Exercise brief
Write out the records word for word, with no pictures.

____ Excerpted data

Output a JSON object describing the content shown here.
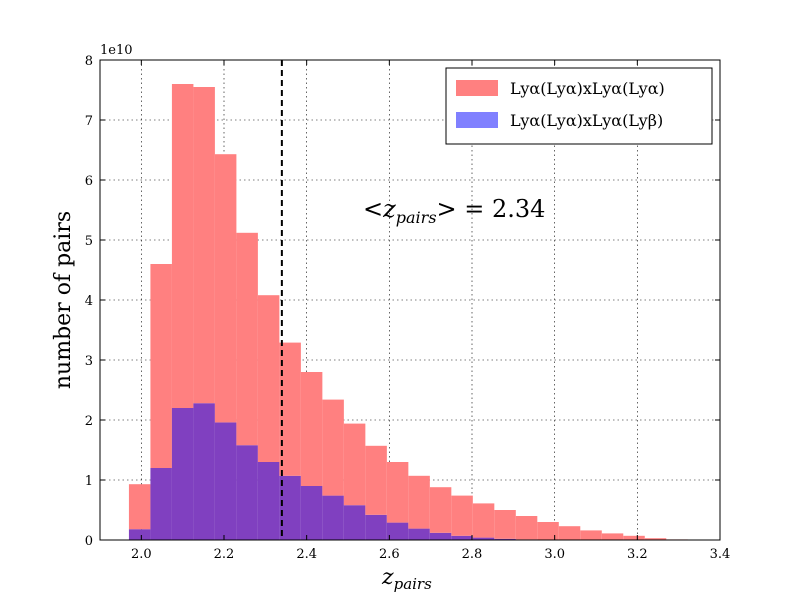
{
  "chart_data": {
    "type": "bar",
    "xlabel": "z_pairs",
    "ylabel": "number of pairs",
    "offset_label": "1e10",
    "xlim": [
      1.9,
      3.4
    ],
    "ylim": [
      0,
      8
    ],
    "y_scale": 10000000000.0,
    "xticks": [
      "2.0",
      "2.2",
      "2.4",
      "2.6",
      "2.8",
      "3.0",
      "3.2",
      "3.4"
    ],
    "yticks": [
      "0",
      "1",
      "2",
      "3",
      "4",
      "5",
      "6",
      "7",
      "8"
    ],
    "grid": true,
    "legend_position": "top-right",
    "bin_width": 0.052,
    "bin_edges_start": 1.97,
    "series": [
      {
        "name": "Lyα(Lyα)xLyα(Lyα)",
        "color": "#ff8080",
        "values": [
          0.93,
          4.6,
          7.6,
          7.55,
          6.43,
          5.12,
          4.08,
          3.29,
          2.8,
          2.34,
          1.94,
          1.57,
          1.3,
          1.07,
          0.88,
          0.74,
          0.61,
          0.5,
          0.4,
          0.3,
          0.23,
          0.16,
          0.11,
          0.07,
          0.03,
          0.01,
          0.0,
          0.0
        ]
      },
      {
        "name": "Lyα(Lyα)xLyα(Lyβ)",
        "color": "#8080ff",
        "values": [
          0.18,
          1.2,
          2.2,
          2.28,
          1.96,
          1.58,
          1.3,
          1.07,
          0.9,
          0.74,
          0.58,
          0.42,
          0.29,
          0.19,
          0.12,
          0.07,
          0.04,
          0.02,
          0.01,
          0.0,
          0.0,
          0.0,
          0.0,
          0.0,
          0.0,
          0.0,
          0.0,
          0.0
        ]
      }
    ],
    "overlap_color": "#8040c0",
    "mean_line": {
      "x": 2.34,
      "style": "dashed"
    },
    "annotation": {
      "prefix": "<",
      "var": "z",
      "sub": "pairs",
      "suffix": ">",
      "value_text": " = 2.34",
      "x": 2.45,
      "y": 5.55
    }
  }
}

________

Finished answer
Output a JSON object describing the content shown here.
{
  "chart_data": {
    "type": "bar",
    "xlabel": "z_pairs",
    "ylabel": "number of pairs",
    "offset_label": "1e10",
    "xlim": [
      1.9,
      3.4
    ],
    "ylim": [
      0,
      8
    ],
    "y_scale": 10000000000.0,
    "xticks": [
      "2.0",
      "2.2",
      "2.4",
      "2.6",
      "2.8",
      "3.0",
      "3.2",
      "3.4"
    ],
    "yticks": [
      "0",
      "1",
      "2",
      "3",
      "4",
      "5",
      "6",
      "7",
      "8"
    ],
    "grid": true,
    "legend_position": "top-right",
    "bin_width": 0.052,
    "bin_edges_start": 1.97,
    "series": [
      {
        "name": "Lyα(Lyα)xLyα(Lyα)",
        "color": "#ff8080",
        "values": [
          0.93,
          4.6,
          7.6,
          7.55,
          6.43,
          5.12,
          4.08,
          3.29,
          2.8,
          2.34,
          1.94,
          1.57,
          1.3,
          1.07,
          0.88,
          0.74,
          0.61,
          0.5,
          0.4,
          0.3,
          0.23,
          0.16,
          0.11,
          0.07,
          0.03,
          0.01,
          0.0,
          0.0
        ]
      },
      {
        "name": "Lyα(Lyα)xLyα(Lyβ)",
        "color": "#8080ff",
        "values": [
          0.18,
          1.2,
          2.2,
          2.28,
          1.96,
          1.58,
          1.3,
          1.07,
          0.9,
          0.74,
          0.58,
          0.42,
          0.29,
          0.19,
          0.12,
          0.07,
          0.04,
          0.02,
          0.01,
          0.0,
          0.0,
          0.0,
          0.0,
          0.0,
          0.0,
          0.0,
          0.0,
          0.0
        ]
      }
    ],
    "overlap_color": "#8040c0",
    "mean_line": {
      "x": 2.34,
      "style": "dashed"
    },
    "annotation": {
      "prefix": "<",
      "var": "z",
      "sub": "pairs",
      "suffix": ">",
      "value_text": " = 2.34",
      "x": 2.45,
      "y": 5.55
    }
  }
}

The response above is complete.